* [Task description]: Write out the full listing exactly as given, minus the images.

* [Records provided]:
■ ■ ■ ■ ■ ■ ■

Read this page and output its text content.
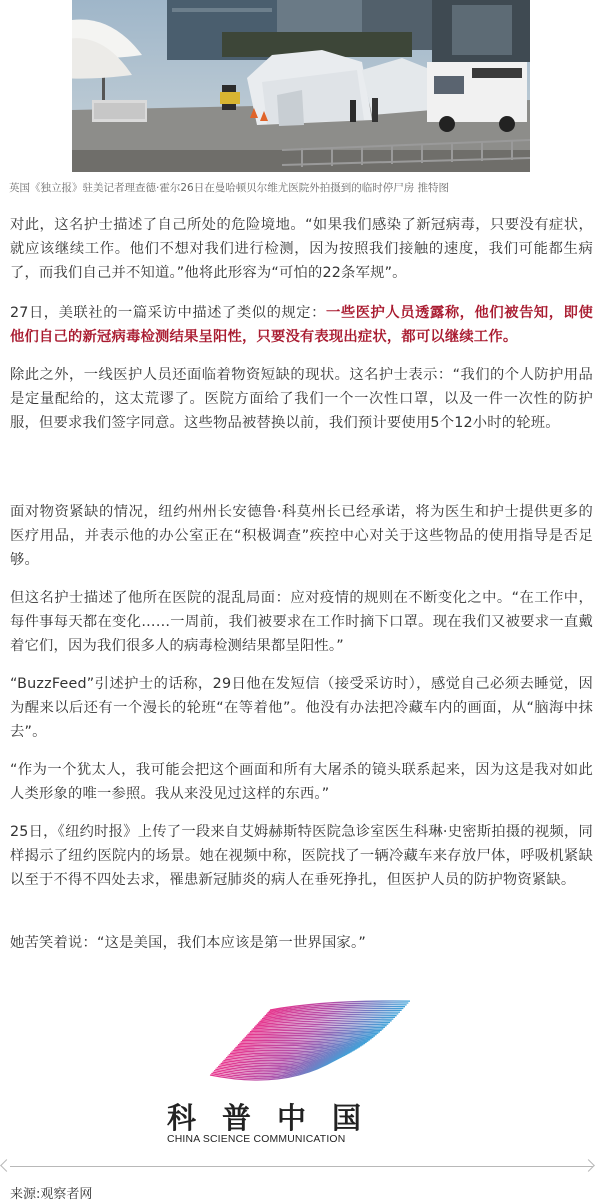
英国《独立报》驻美记者理查德·霍尔26日在曼哈顿贝尔维尤医院外拍摄到的临时停尸房 推特图
对此，这名护士描述了自己所处的危险境地。“如果我们感染了新冠病毒，只要没有症状，就应该继续工作。他们不想对我们进行检测，因为按照我们接触的速度，我们可能都生病了，而我们自己并不知道。”他将此形容为“可怕的22条军规”。
27日，美联社的一篇采访中描述了类似的规定：一些医护人员透露称，他们被告知，即使他们自己的新冠病毒检测结果呈阳性，只要没有表现出症状，都可以继续工作。
除此之外，一线医护人员还面临着物资短缺的现状。这名护士表示：“我们的个人防护用品是定量配给的，这太荒谬了。医院方面给了我们一个一次性口罩，以及一件一次性的防护服，但要求我们签字同意。这些物品被替换以前，我们预计要使用5个12小时的轮班。
面对物资紧缺的情况，纽约州州长安德鲁·科莫州长已经承诺，将为医生和护士提供更多的医疗用品，并表示他的办公室正在“积极调查”疾控中心对关于这些物品的使用指导是否足够。
但这名护士描述了他所在医院的混乱局面：应对疫情的规则在不断变化之中。“在工作中，每件事每天都在变化……一周前，我们被要求在工作时摘下口罩。现在我们又被要求一直戴着它们，因为我们很多人的病毒检测结果都呈阳性。”
“BuzzFeed”引述护士的话称，29日他在发短信（接受采访时），感觉自己必须去睡觉，因为醒来以后还有一个漫长的轮班“在等着他”。他没有办法把冷藏车内的画面，从“脑海中抹去”。
“作为一个犹太人，我可能会把这个画面和所有大屠杀的镜头联系起来，因为这是我对如此人类形象的唯一参照。我从来没见过这样的东西。”
25日，《纽约时报》上传了一段来自艾姆赫斯特医院急诊室医生科琳·史密斯拍摄的视频，同样揭示了纽约医院内的场景。她在视频中称，医院找了一辆冷藏车来存放尸体，呼吸机紧缺以至于不得不四处去求，罹患新冠肺炎的病人在垂死挣扎，但医护人员的防护物资紧缺。
她苦笑着说：“这是美国，我们本应该是第一世界国家。”
科普中国
CHINA SCIENCE COMMUNICATION
来源:观察者网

■ ■ ■ ■ ■ ■ ■

* [Exercise output]:
Read this page and output its text content.
英国《独立报》驻美记者理查德·霍尔26日在曼哈顿贝尔维尤医院外拍摄到的临时停尸房 推特图
对此，这名护士描述了自己所处的危险境地。“如果我们感染了新冠病毒，只要没有症状，就应该继续工作。他们不想对我们进行检测，因为按照我们接触的速度，我们可能都生病了，而我们自己并不知道。”他将此形容为“可怕的22条军规”。
27日，美联社的一篇采访中描述了类似的规定：一些医护人员透露称，他们被告知，即使他们自己的新冠病毒检测结果呈阳性，只要没有表现出症状，都可以继续工作。
除此之外，一线医护人员还面临着物资短缺的现状。这名护士表示：“我们的个人防护用品是定量配给的，这太荒谬了。医院方面给了我们一个一次性口罩，以及一件一次性的防护服，但要求我们签字同意。这些物品被替换以前，我们预计要使用5个12小时的轮班。
面对物资紧缺的情况，纽约州州长安德鲁·科莫州长已经承诺，将为医生和护士提供更多的医疗用品，并表示他的办公室正在“积极调查”疾控中心对关于这些物品的使用指导是否足够。
但这名护士描述了他所在医院的混乱局面：应对疫情的规则在不断变化之中。“在工作中，每件事每天都在变化……一周前，我们被要求在工作时摘下口罩。现在我们又被要求一直戴着它们，因为我们很多人的病毒检测结果都呈阳性。”
“BuzzFeed”引述护士的话称，29日他在发短信（接受采访时），感觉自己必须去睡觉，因为醒来以后还有一个漫长的轮班“在等着他”。他没有办法把冷藏车内的画面，从“脑海中抹去”。
“作为一个犹太人，我可能会把这个画面和所有大屠杀的镜头联系起来，因为这是我对如此人类形象的唯一参照。我从来没见过这样的东西。”
25日，《纽约时报》上传了一段来自艾姆赫斯特医院急诊室医生科琳·史密斯拍摄的视频，同样揭示了纽约医院内的场景。她在视频中称，医院找了一辆冷藏车来存放尸体，呼吸机紧缺以至于不得不四处去求，罹患新冠肺炎的病人在垂死挣扎，但医护人员的防护物资紧缺。
她苦笑着说：“这是美国，我们本应该是第一世界国家。”
科普中国
CHINA SCIENCE COMMUNICATION
来源:观察者网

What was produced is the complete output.